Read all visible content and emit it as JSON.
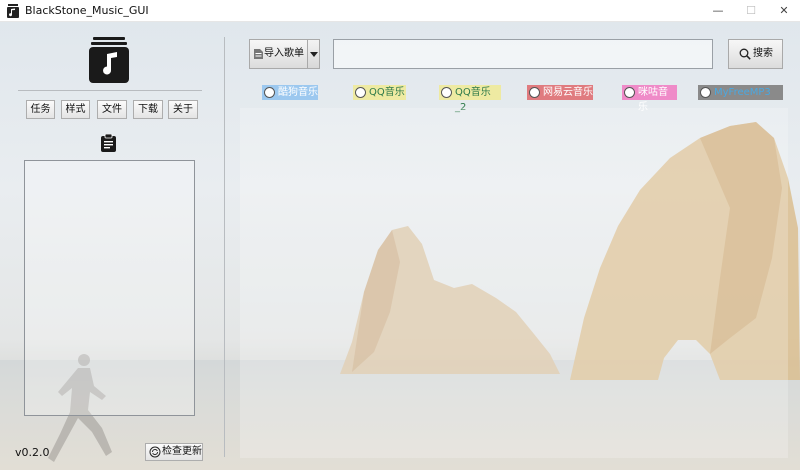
{
  "window": {
    "title": "BlackStone_Music_GUI",
    "controls": {
      "minimize": "—",
      "maximize": "☐",
      "close": "✕"
    }
  },
  "sidebar": {
    "menu": [
      {
        "label": "任务"
      },
      {
        "label": "样式"
      },
      {
        "label": "文件"
      },
      {
        "label": "下载"
      },
      {
        "label": "关于"
      }
    ],
    "version": "v0.2.0",
    "update_button": "检查更新"
  },
  "toolbar": {
    "import_button": "导入歌单",
    "search_value": "",
    "search_button": "搜索"
  },
  "sources": [
    {
      "label": "酷狗音乐",
      "color": "#9cc8ef",
      "text_color": "#ffffff"
    },
    {
      "label": "QQ音乐",
      "color": "#eeeaa2",
      "text_color": "#2e7a4a"
    },
    {
      "label": "QQ音乐_2",
      "color": "#eeeaa2",
      "text_color": "#2e7a4a"
    },
    {
      "label": "网易云音乐",
      "color": "#e07b7f",
      "text_color": "#ffffff"
    },
    {
      "label": "咪咕音乐",
      "color": "#ef8bc8",
      "text_color": "#ffffff"
    },
    {
      "label": "MyFreeMP3",
      "color": "#8a8a8a",
      "text_color": "#4aa8e0"
    }
  ],
  "icons": {
    "app": "music-stack-icon",
    "clipboard": "clipboard-icon",
    "search": "magnifier-icon",
    "import": "document-icon",
    "update": "refresh-icon"
  }
}
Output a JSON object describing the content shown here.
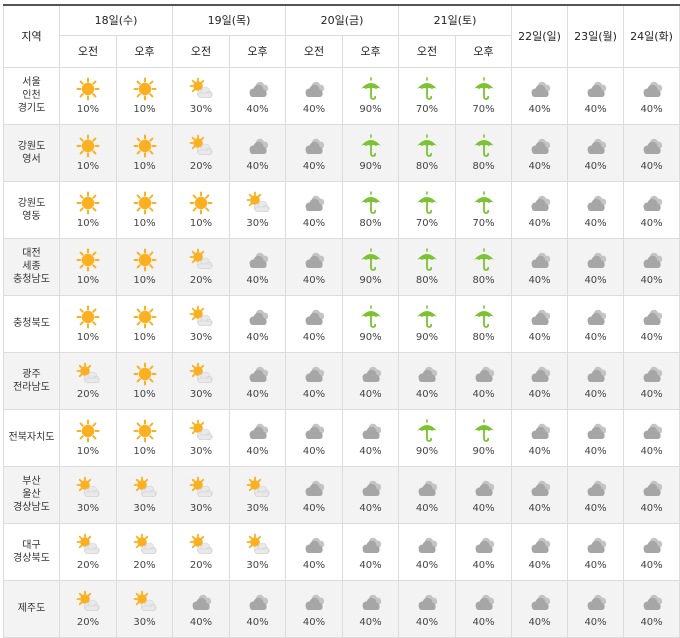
{
  "table": {
    "region_header": "지역",
    "am_label": "오전",
    "pm_label": "오후",
    "split_days": [
      "18일(수)",
      "19일(목)",
      "20일(금)",
      "21일(토)"
    ],
    "single_days": [
      "22일(일)",
      "23일(월)",
      "24일(화)"
    ],
    "rows": [
      {
        "region": [
          "서울",
          "인천",
          "경기도"
        ],
        "cells": [
          [
            "sunny",
            "10%"
          ],
          [
            "sunny",
            "10%"
          ],
          [
            "partly-cloudy",
            "30%"
          ],
          [
            "cloudy",
            "40%"
          ],
          [
            "cloudy",
            "40%"
          ],
          [
            "rain",
            "90%"
          ],
          [
            "rain",
            "70%"
          ],
          [
            "rain",
            "70%"
          ],
          [
            "cloudy",
            "40%"
          ],
          [
            "cloudy",
            "40%"
          ],
          [
            "cloudy",
            "40%"
          ]
        ]
      },
      {
        "region": [
          "강원도",
          "영서"
        ],
        "cells": [
          [
            "sunny",
            "10%"
          ],
          [
            "sunny",
            "10%"
          ],
          [
            "partly-cloudy",
            "20%"
          ],
          [
            "cloudy",
            "40%"
          ],
          [
            "cloudy",
            "40%"
          ],
          [
            "rain",
            "90%"
          ],
          [
            "rain",
            "80%"
          ],
          [
            "rain",
            "80%"
          ],
          [
            "cloudy",
            "40%"
          ],
          [
            "cloudy",
            "40%"
          ],
          [
            "cloudy",
            "40%"
          ]
        ]
      },
      {
        "region": [
          "강원도",
          "영동"
        ],
        "cells": [
          [
            "sunny",
            "10%"
          ],
          [
            "sunny",
            "10%"
          ],
          [
            "sunny",
            "10%"
          ],
          [
            "partly-cloudy",
            "30%"
          ],
          [
            "cloudy",
            "40%"
          ],
          [
            "rain",
            "80%"
          ],
          [
            "rain",
            "70%"
          ],
          [
            "rain",
            "70%"
          ],
          [
            "cloudy",
            "40%"
          ],
          [
            "cloudy",
            "40%"
          ],
          [
            "cloudy",
            "40%"
          ]
        ]
      },
      {
        "region": [
          "대전",
          "세종",
          "충청남도"
        ],
        "cells": [
          [
            "sunny",
            "10%"
          ],
          [
            "sunny",
            "10%"
          ],
          [
            "partly-cloudy",
            "20%"
          ],
          [
            "cloudy",
            "40%"
          ],
          [
            "cloudy",
            "40%"
          ],
          [
            "rain",
            "90%"
          ],
          [
            "rain",
            "80%"
          ],
          [
            "rain",
            "80%"
          ],
          [
            "cloudy",
            "40%"
          ],
          [
            "cloudy",
            "40%"
          ],
          [
            "cloudy",
            "40%"
          ]
        ]
      },
      {
        "region": [
          "충청북도"
        ],
        "cells": [
          [
            "sunny",
            "10%"
          ],
          [
            "sunny",
            "10%"
          ],
          [
            "partly-cloudy",
            "30%"
          ],
          [
            "cloudy",
            "40%"
          ],
          [
            "cloudy",
            "40%"
          ],
          [
            "rain",
            "90%"
          ],
          [
            "rain",
            "90%"
          ],
          [
            "rain",
            "80%"
          ],
          [
            "cloudy",
            "40%"
          ],
          [
            "cloudy",
            "40%"
          ],
          [
            "cloudy",
            "40%"
          ]
        ]
      },
      {
        "region": [
          "광주",
          "전라남도"
        ],
        "cells": [
          [
            "partly-cloudy",
            "20%"
          ],
          [
            "sunny",
            "10%"
          ],
          [
            "partly-cloudy",
            "30%"
          ],
          [
            "cloudy",
            "40%"
          ],
          [
            "cloudy",
            "40%"
          ],
          [
            "cloudy",
            "40%"
          ],
          [
            "cloudy",
            "40%"
          ],
          [
            "cloudy",
            "40%"
          ],
          [
            "cloudy",
            "40%"
          ],
          [
            "cloudy",
            "40%"
          ],
          [
            "cloudy",
            "40%"
          ]
        ]
      },
      {
        "region": [
          "전북자치도"
        ],
        "cells": [
          [
            "sunny",
            "10%"
          ],
          [
            "sunny",
            "10%"
          ],
          [
            "partly-cloudy",
            "30%"
          ],
          [
            "cloudy",
            "40%"
          ],
          [
            "cloudy",
            "40%"
          ],
          [
            "cloudy",
            "40%"
          ],
          [
            "rain",
            "90%"
          ],
          [
            "rain",
            "90%"
          ],
          [
            "cloudy",
            "40%"
          ],
          [
            "cloudy",
            "40%"
          ],
          [
            "cloudy",
            "40%"
          ]
        ]
      },
      {
        "region": [
          "부산",
          "울산",
          "경상남도"
        ],
        "cells": [
          [
            "partly-cloudy",
            "30%"
          ],
          [
            "partly-cloudy",
            "30%"
          ],
          [
            "partly-cloudy",
            "30%"
          ],
          [
            "partly-cloudy",
            "30%"
          ],
          [
            "cloudy",
            "40%"
          ],
          [
            "cloudy",
            "40%"
          ],
          [
            "cloudy",
            "40%"
          ],
          [
            "cloudy",
            "40%"
          ],
          [
            "cloudy",
            "40%"
          ],
          [
            "cloudy",
            "40%"
          ],
          [
            "cloudy",
            "40%"
          ]
        ]
      },
      {
        "region": [
          "대구",
          "경상북도"
        ],
        "cells": [
          [
            "partly-cloudy",
            "20%"
          ],
          [
            "partly-cloudy",
            "20%"
          ],
          [
            "partly-cloudy",
            "20%"
          ],
          [
            "partly-cloudy",
            "30%"
          ],
          [
            "cloudy",
            "40%"
          ],
          [
            "cloudy",
            "40%"
          ],
          [
            "cloudy",
            "40%"
          ],
          [
            "cloudy",
            "40%"
          ],
          [
            "cloudy",
            "40%"
          ],
          [
            "cloudy",
            "40%"
          ],
          [
            "cloudy",
            "40%"
          ]
        ]
      },
      {
        "region": [
          "제주도"
        ],
        "cells": [
          [
            "partly-cloudy",
            "20%"
          ],
          [
            "partly-cloudy",
            "30%"
          ],
          [
            "cloudy",
            "40%"
          ],
          [
            "cloudy",
            "40%"
          ],
          [
            "cloudy",
            "40%"
          ],
          [
            "cloudy",
            "40%"
          ],
          [
            "cloudy",
            "40%"
          ],
          [
            "cloudy",
            "40%"
          ],
          [
            "cloudy",
            "40%"
          ],
          [
            "cloudy",
            "40%"
          ],
          [
            "cloudy",
            "40%"
          ]
        ]
      }
    ]
  },
  "colors": {
    "sun": "#fbb021",
    "cloud": "#a6a6a6",
    "umbrella": "#7cc232",
    "border_top": "#555555",
    "row_alt": "#f3f3f3"
  }
}
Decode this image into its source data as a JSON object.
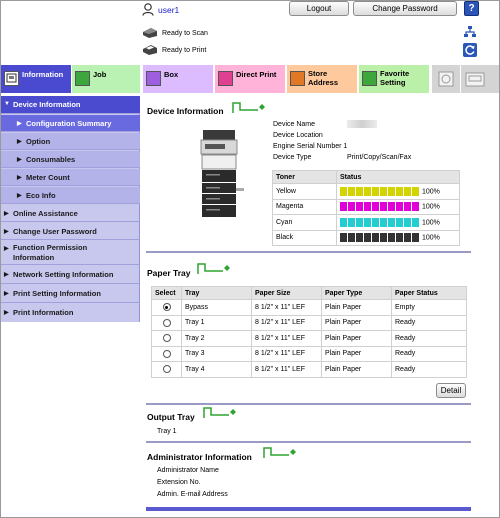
{
  "header": {
    "user": "user1",
    "logout": "Logout",
    "change_password": "Change Password",
    "help": "?",
    "status_scan": "Ready to Scan",
    "status_print": "Ready to Print"
  },
  "tabs": [
    {
      "label": "Information",
      "icon": "info-icon",
      "color": "#4a4ad0"
    },
    {
      "label": "Job",
      "icon": "job-icon",
      "color": "#b9f2b2"
    },
    {
      "label": "Box",
      "icon": "box-icon",
      "color": "#ddbbff"
    },
    {
      "label": "Direct Print",
      "icon": "direct-print-icon",
      "color": "#ffb3d9"
    },
    {
      "label": "Store\nAddress",
      "icon": "store-address-icon",
      "color": "#ffc99e"
    },
    {
      "label": "Favorite\nSetting",
      "icon": "favorite-icon",
      "color": "#bbf0a8"
    }
  ],
  "sidebar": {
    "items": [
      {
        "label": "Device Information"
      },
      {
        "label": "Configuration Summary"
      },
      {
        "label": "Option"
      },
      {
        "label": "Consumables"
      },
      {
        "label": "Meter Count"
      },
      {
        "label": "Eco Info"
      },
      {
        "label": "Online Assistance"
      },
      {
        "label": "Change User Password"
      },
      {
        "label": "Function Permission\nInformation"
      },
      {
        "label": "Network Setting Information"
      },
      {
        "label": "Print Setting Information"
      },
      {
        "label": "Print Information"
      }
    ]
  },
  "device": {
    "title": "Device Information",
    "name_label": "Device Name",
    "location_label": "Device Location",
    "serial_label": "Engine Serial Number 1",
    "type_label": "Device Type",
    "type_value": "Print/Copy/Scan/Fax"
  },
  "toner": {
    "col_toner": "Toner",
    "col_status": "Status",
    "rows": [
      {
        "name": "Yellow",
        "level": "100%",
        "color": "#d4d400"
      },
      {
        "name": "Magenta",
        "level": "100%",
        "color": "#e000d8"
      },
      {
        "name": "Cyan",
        "level": "100%",
        "color": "#25cdd2"
      },
      {
        "name": "Black",
        "level": "100%",
        "color": "#333333"
      }
    ]
  },
  "paper_tray": {
    "title": "Paper Tray",
    "headers": [
      "Select",
      "Tray",
      "Paper Size",
      "Paper Type",
      "Paper Status"
    ],
    "rows": [
      {
        "tray": "Bypass",
        "size": "8 1/2\" x 11\" LEF",
        "type": "Plain Paper",
        "status": "Empty",
        "selected": true
      },
      {
        "tray": "Tray 1",
        "size": "8 1/2\" x 11\" LEF",
        "type": "Plain Paper",
        "status": "Ready",
        "selected": false
      },
      {
        "tray": "Tray 2",
        "size": "8 1/2\" x 11\" LEF",
        "type": "Plain Paper",
        "status": "Ready",
        "selected": false
      },
      {
        "tray": "Tray 3",
        "size": "8 1/2\" x 11\" LEF",
        "type": "Plain Paper",
        "status": "Ready",
        "selected": false
      },
      {
        "tray": "Tray 4",
        "size": "8 1/2\" x 11\" LEF",
        "type": "Plain Paper",
        "status": "Ready",
        "selected": false
      }
    ],
    "detail": "Detail"
  },
  "output_tray": {
    "title": "Output Tray",
    "value": "Tray 1"
  },
  "admin": {
    "title": "Administrator Information",
    "name_label": "Administrator Name",
    "ext_label": "Extension No.",
    "email_label": "Admin. E-mail Address"
  }
}
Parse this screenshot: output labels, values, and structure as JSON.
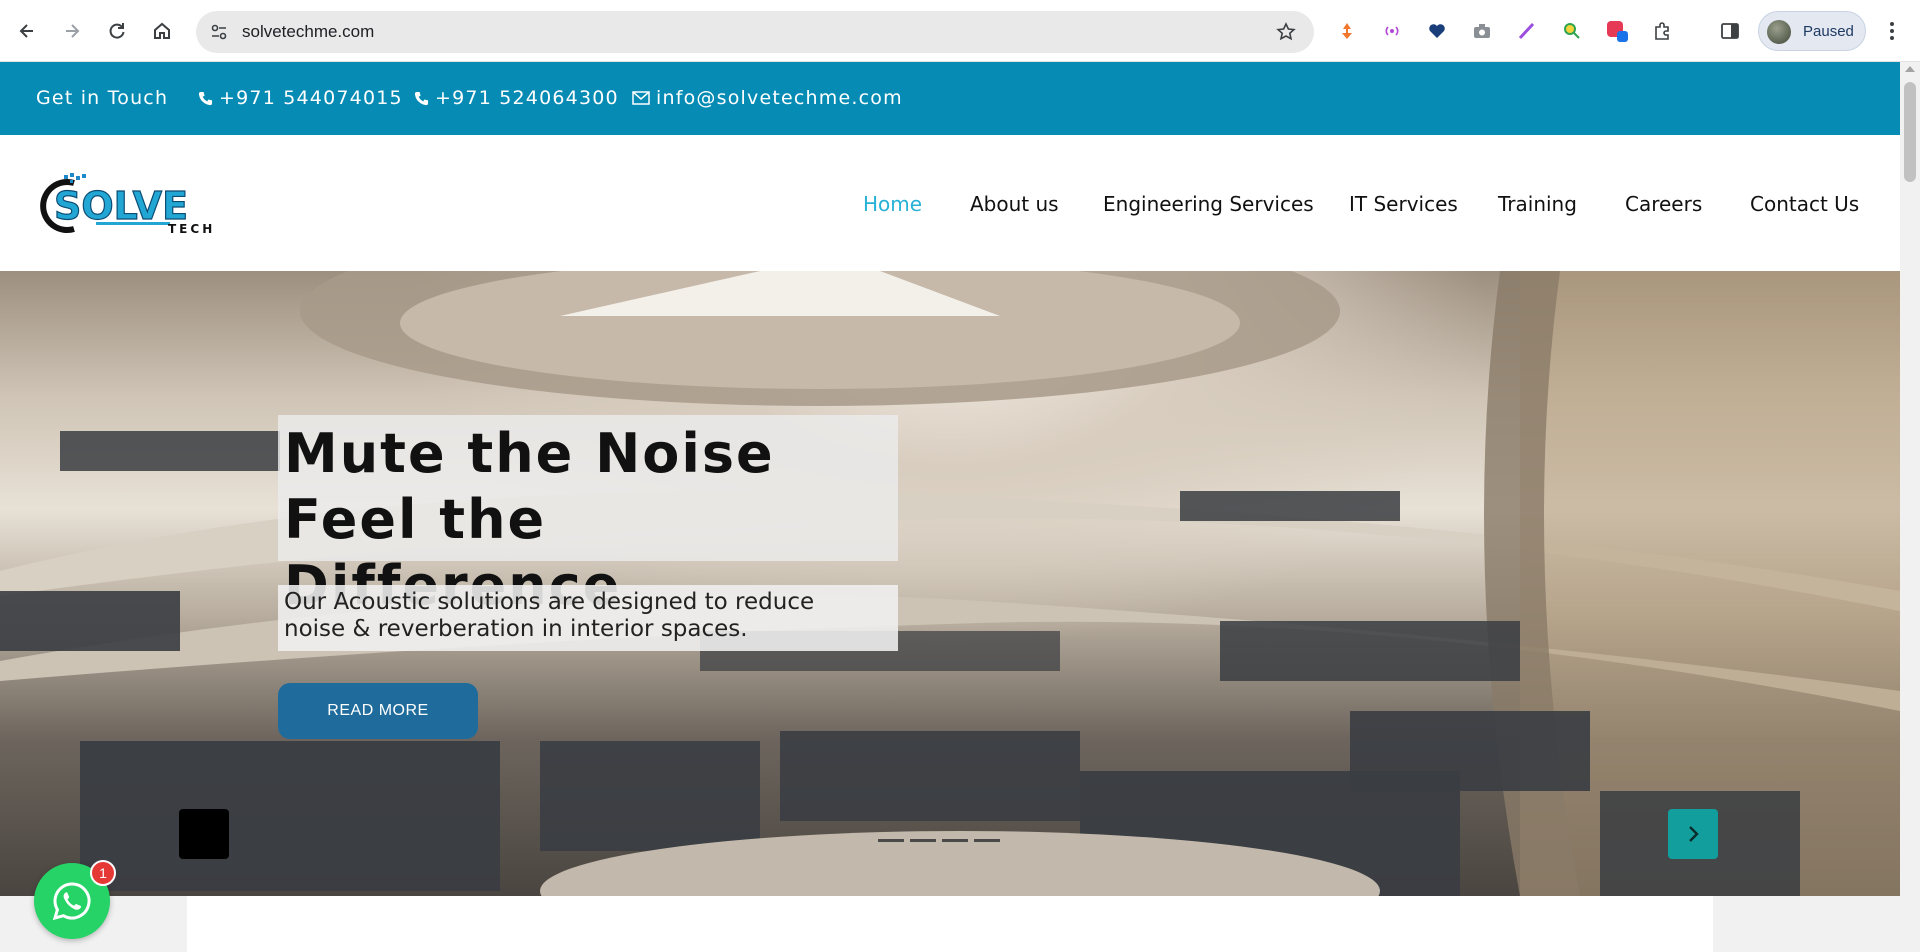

++++++++

**Given instruction:** Go through the records. Copy each line where "object" appears.

**Correct result:**
Output a JSON object describing the content shown here.
Decode this image into its source data as a JSON object.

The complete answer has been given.